» **What to work on**
Below are some entries. Output each one exactly as it appears.

» **Material for this task**
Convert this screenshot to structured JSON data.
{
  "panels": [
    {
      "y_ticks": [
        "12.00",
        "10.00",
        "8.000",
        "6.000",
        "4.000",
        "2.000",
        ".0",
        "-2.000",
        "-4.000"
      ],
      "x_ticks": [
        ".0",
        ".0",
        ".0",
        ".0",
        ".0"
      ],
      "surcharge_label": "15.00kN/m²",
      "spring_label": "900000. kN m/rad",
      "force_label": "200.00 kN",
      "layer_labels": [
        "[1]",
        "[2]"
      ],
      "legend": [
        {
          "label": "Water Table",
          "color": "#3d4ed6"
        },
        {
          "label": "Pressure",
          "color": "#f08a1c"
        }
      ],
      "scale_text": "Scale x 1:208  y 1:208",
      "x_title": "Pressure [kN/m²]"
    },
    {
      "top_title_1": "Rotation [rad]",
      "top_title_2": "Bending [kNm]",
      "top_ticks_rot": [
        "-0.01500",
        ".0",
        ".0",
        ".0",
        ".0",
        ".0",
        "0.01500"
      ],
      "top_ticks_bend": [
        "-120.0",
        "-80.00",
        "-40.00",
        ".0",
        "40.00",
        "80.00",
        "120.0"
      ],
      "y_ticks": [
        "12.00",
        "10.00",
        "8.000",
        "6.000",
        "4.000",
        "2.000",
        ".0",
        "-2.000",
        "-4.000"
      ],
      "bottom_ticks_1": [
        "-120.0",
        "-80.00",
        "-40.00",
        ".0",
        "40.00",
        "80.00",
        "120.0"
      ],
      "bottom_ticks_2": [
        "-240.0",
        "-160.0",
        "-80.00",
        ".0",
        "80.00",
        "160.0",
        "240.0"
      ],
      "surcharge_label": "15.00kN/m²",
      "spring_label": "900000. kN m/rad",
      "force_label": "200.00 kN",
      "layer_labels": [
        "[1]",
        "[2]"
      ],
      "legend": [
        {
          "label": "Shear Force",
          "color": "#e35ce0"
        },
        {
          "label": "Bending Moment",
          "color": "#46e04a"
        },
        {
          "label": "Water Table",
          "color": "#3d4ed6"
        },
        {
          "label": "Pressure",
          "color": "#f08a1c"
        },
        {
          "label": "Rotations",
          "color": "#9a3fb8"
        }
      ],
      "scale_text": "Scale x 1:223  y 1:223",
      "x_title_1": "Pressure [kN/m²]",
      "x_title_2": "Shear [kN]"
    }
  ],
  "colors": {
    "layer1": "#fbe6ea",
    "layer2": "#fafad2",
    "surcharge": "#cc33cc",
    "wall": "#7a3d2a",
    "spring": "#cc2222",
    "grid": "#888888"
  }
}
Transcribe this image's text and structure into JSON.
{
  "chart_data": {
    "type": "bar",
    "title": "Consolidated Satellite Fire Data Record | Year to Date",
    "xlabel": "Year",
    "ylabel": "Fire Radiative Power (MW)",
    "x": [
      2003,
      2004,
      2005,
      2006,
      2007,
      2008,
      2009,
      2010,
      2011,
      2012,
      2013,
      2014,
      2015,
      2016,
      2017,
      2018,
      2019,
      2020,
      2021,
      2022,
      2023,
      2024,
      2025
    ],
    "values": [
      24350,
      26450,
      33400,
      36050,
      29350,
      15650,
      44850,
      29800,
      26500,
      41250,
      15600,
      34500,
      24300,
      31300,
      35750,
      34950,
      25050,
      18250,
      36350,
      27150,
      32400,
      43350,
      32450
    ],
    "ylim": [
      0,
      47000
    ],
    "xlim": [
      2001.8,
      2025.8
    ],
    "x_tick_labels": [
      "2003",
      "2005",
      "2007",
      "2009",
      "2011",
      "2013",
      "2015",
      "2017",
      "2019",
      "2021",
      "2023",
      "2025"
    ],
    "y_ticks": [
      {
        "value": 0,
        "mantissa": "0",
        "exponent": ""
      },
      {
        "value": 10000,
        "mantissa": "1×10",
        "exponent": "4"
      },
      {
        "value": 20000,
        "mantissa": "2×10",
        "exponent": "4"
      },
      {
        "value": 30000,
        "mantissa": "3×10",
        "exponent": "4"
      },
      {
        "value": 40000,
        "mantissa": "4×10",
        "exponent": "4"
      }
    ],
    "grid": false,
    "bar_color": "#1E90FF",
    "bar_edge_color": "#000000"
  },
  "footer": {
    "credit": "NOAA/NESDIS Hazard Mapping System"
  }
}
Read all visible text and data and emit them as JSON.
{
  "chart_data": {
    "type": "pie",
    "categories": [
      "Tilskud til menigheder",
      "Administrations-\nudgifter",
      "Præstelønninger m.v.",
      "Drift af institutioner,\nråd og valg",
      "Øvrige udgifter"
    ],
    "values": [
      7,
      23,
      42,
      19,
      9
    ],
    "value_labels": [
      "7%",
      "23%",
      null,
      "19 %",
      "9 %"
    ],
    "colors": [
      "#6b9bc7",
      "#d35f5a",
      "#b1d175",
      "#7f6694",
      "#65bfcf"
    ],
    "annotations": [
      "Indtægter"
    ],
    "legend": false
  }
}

» **Completed exercise**
Convert this screenshot to structured JSON data.
{
  "panels": [
    {
      "y_ticks": [
        "12.00",
        "10.00",
        "8.000",
        "6.000",
        "4.000",
        "2.000",
        ".0",
        "-2.000",
        "-4.000"
      ],
      "x_ticks": [
        ".0",
        ".0",
        ".0",
        ".0",
        ".0"
      ],
      "surcharge_label": "15.00kN/m²",
      "spring_label": "900000. kN m/rad",
      "force_label": "200.00 kN",
      "layer_labels": [
        "[1]",
        "[2]"
      ],
      "legend": [
        {
          "label": "Water Table",
          "color": "#3d4ed6"
        },
        {
          "label": "Pressure",
          "color": "#f08a1c"
        }
      ],
      "scale_text": "Scale x 1:208  y 1:208",
      "x_title": "Pressure [kN/m²]"
    },
    {
      "top_title_1": "Rotation [rad]",
      "top_title_2": "Bending [kNm]",
      "top_ticks_rot": [
        "-0.01500",
        ".0",
        ".0",
        ".0",
        ".0",
        ".0",
        "0.01500"
      ],
      "top_ticks_bend": [
        "-120.0",
        "-80.00",
        "-40.00",
        ".0",
        "40.00",
        "80.00",
        "120.0"
      ],
      "y_ticks": [
        "12.00",
        "10.00",
        "8.000",
        "6.000",
        "4.000",
        "2.000",
        ".0",
        "-2.000",
        "-4.000"
      ],
      "bottom_ticks_1": [
        "-120.0",
        "-80.00",
        "-40.00",
        ".0",
        "40.00",
        "80.00",
        "120.0"
      ],
      "bottom_ticks_2": [
        "-240.0",
        "-160.0",
        "-80.00",
        ".0",
        "80.00",
        "160.0",
        "240.0"
      ],
      "surcharge_label": "15.00kN/m²",
      "spring_label": "900000. kN m/rad",
      "force_label": "200.00 kN",
      "layer_labels": [
        "[1]",
        "[2]"
      ],
      "legend": [
        {
          "label": "Shear Force",
          "color": "#e35ce0"
        },
        {
          "label": "Bending Moment",
          "color": "#46e04a"
        },
        {
          "label": "Water Table",
          "color": "#3d4ed6"
        },
        {
          "label": "Pressure",
          "color": "#f08a1c"
        },
        {
          "label": "Rotations",
          "color": "#9a3fb8"
        }
      ],
      "scale_text": "Scale x 1:223  y 1:223",
      "x_title_1": "Pressure [kN/m²]",
      "x_title_2": "Shear [kN]"
    }
  ],
  "colors": {
    "layer1": "#fbe6ea",
    "layer2": "#fafad2",
    "surcharge": "#cc33cc",
    "wall": "#7a3d2a",
    "spring": "#cc2222",
    "grid": "#888888"
  }
}
Transcribe this image's text and structure into JSON.
{
  "chart_data": {
    "type": "bar",
    "title": "Consolidated Satellite Fire Data Record | Year to Date",
    "xlabel": "Year",
    "ylabel": "Fire Radiative Power (MW)",
    "x": [
      2003,
      2004,
      2005,
      2006,
      2007,
      2008,
      2009,
      2010,
      2011,
      2012,
      2013,
      2014,
      2015,
      2016,
      2017,
      2018,
      2019,
      2020,
      2021,
      2022,
      2023,
      2024,
      2025
    ],
    "values": [
      24350,
      26450,
      33400,
      36050,
      29350,
      15650,
      44850,
      29800,
      26500,
      41250,
      15600,
      34500,
      24300,
      31300,
      35750,
      34950,
      25050,
      18250,
      36350,
      27150,
      32400,
      43350,
      32450
    ],
    "ylim": [
      0,
      47000
    ],
    "xlim": [
      2001.8,
      2025.8
    ],
    "x_tick_labels": [
      "2003",
      "2005",
      "2007",
      "2009",
      "2011",
      "2013",
      "2015",
      "2017",
      "2019",
      "2021",
      "2023",
      "2025"
    ],
    "y_ticks": [
      {
        "value": 0,
        "mantissa": "0",
        "exponent": ""
      },
      {
        "value": 10000,
        "mantissa": "1×10",
        "exponent": "4"
      },
      {
        "value": 20000,
        "mantissa": "2×10",
        "exponent": "4"
      },
      {
        "value": 30000,
        "mantissa": "3×10",
        "exponent": "4"
      },
      {
        "value": 40000,
        "mantissa": "4×10",
        "exponent": "4"
      }
    ],
    "grid": false,
    "bar_color": "#1E90FF",
    "bar_edge_color": "#000000"
  },
  "footer": {
    "credit": "NOAA/NESDIS Hazard Mapping System"
  }
}
Read all visible text and data and emit them as JSON.
{
  "chart_data": {
    "type": "pie",
    "categories": [
      "Tilskud til menigheder",
      "Administrations-\nudgifter",
      "Præstelønninger m.v.",
      "Drift af institutioner,\nråd og valg",
      "Øvrige udgifter"
    ],
    "values": [
      7,
      23,
      42,
      19,
      9
    ],
    "value_labels": [
      "7%",
      "23%",
      null,
      "19 %",
      "9 %"
    ],
    "colors": [
      "#6b9bc7",
      "#d35f5a",
      "#b1d175",
      "#7f6694",
      "#65bfcf"
    ],
    "annotations": [
      "Indtægter"
    ],
    "legend": false
  }
}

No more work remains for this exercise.